◆ What to do ◆
Write out the whole listing, matching it exactly.

(Stored entries)
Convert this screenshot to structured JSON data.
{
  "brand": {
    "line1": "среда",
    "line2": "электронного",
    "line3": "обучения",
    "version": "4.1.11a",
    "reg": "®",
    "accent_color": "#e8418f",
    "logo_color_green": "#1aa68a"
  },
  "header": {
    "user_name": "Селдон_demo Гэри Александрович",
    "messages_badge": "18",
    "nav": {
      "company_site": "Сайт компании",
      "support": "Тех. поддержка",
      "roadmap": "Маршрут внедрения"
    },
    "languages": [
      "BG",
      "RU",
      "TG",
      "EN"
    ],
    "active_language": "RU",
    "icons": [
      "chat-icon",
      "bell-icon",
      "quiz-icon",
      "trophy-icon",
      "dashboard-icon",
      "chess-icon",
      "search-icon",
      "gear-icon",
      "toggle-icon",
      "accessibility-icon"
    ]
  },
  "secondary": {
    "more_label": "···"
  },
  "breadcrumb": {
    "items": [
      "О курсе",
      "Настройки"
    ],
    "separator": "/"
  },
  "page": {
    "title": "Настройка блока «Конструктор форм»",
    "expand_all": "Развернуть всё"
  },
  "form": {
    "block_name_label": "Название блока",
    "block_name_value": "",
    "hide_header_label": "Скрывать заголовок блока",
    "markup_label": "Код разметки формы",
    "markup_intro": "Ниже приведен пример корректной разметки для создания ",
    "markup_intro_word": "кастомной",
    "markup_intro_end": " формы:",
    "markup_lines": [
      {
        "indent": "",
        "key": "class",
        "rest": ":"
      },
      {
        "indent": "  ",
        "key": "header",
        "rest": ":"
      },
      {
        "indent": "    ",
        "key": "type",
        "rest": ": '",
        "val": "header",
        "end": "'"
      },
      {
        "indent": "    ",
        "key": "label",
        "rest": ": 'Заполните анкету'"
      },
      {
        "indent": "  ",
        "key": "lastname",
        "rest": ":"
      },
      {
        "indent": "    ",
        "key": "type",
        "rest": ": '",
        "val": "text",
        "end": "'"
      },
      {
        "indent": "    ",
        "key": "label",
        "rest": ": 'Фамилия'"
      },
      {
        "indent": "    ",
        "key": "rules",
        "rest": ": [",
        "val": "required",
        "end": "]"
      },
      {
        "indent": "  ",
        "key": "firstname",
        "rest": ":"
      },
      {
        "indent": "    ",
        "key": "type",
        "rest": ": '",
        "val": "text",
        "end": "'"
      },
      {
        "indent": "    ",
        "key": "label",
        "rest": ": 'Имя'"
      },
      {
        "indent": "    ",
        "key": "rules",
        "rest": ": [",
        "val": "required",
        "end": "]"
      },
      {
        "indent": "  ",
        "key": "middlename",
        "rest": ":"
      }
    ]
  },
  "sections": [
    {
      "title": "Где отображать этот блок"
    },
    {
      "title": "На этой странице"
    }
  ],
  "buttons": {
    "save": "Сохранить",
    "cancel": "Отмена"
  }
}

◆ Correct result ◆
Convert this screenshot to structured JSON data.
{
  "brand": {
    "line1": "среда",
    "line2": "электронного",
    "line3": "обучения",
    "version": "4.1.11a",
    "reg": "®",
    "accent_color": "#e8418f",
    "logo_color_green": "#1aa68a"
  },
  "header": {
    "user_name": "Селдон_demo Гэри Александрович",
    "messages_badge": "18",
    "nav": {
      "company_site": "Сайт компании",
      "support": "Тех. поддержка",
      "roadmap": "Маршрут внедрения"
    },
    "languages": [
      "BG",
      "RU",
      "TG",
      "EN"
    ],
    "active_language": "RU",
    "icons": [
      "chat-icon",
      "bell-icon",
      "quiz-icon",
      "trophy-icon",
      "dashboard-icon",
      "chess-icon",
      "search-icon",
      "gear-icon",
      "toggle-icon",
      "accessibility-icon"
    ]
  },
  "secondary": {
    "more_label": "···"
  },
  "breadcrumb": {
    "items": [
      "О курсе",
      "Настройки"
    ],
    "separator": "/"
  },
  "page": {
    "title": "Настройка блока «Конструктор форм»",
    "expand_all": "Развернуть всё"
  },
  "form": {
    "block_name_label": "Название блока",
    "block_name_value": "",
    "hide_header_label": "Скрывать заголовок блока",
    "markup_label": "Код разметки формы",
    "markup_intro": "Ниже приведен пример корректной разметки для создания ",
    "markup_intro_word": "кастомной",
    "markup_intro_end": " формы:",
    "markup_lines": [
      {
        "indent": "",
        "key": "class",
        "rest": ":"
      },
      {
        "indent": "  ",
        "key": "header",
        "rest": ":"
      },
      {
        "indent": "    ",
        "key": "type",
        "rest": ": '",
        "val": "header",
        "end": "'"
      },
      {
        "indent": "    ",
        "key": "label",
        "rest": ": 'Заполните анкету'"
      },
      {
        "indent": "  ",
        "key": "lastname",
        "rest": ":"
      },
      {
        "indent": "    ",
        "key": "type",
        "rest": ": '",
        "val": "text",
        "end": "'"
      },
      {
        "indent": "    ",
        "key": "label",
        "rest": ": 'Фамилия'"
      },
      {
        "indent": "    ",
        "key": "rules",
        "rest": ": [",
        "val": "required",
        "end": "]"
      },
      {
        "indent": "  ",
        "key": "firstname",
        "rest": ":"
      },
      {
        "indent": "    ",
        "key": "type",
        "rest": ": '",
        "val": "text",
        "end": "'"
      },
      {
        "indent": "    ",
        "key": "label",
        "rest": ": 'Имя'"
      },
      {
        "indent": "    ",
        "key": "rules",
        "rest": ": [",
        "val": "required",
        "end": "]"
      },
      {
        "indent": "  ",
        "key": "middlename",
        "rest": ":"
      }
    ]
  },
  "sections": [
    {
      "title": "Где отображать этот блок"
    },
    {
      "title": "На этой странице"
    }
  ],
  "buttons": {
    "save": "Сохранить",
    "cancel": "Отмена"
  }
}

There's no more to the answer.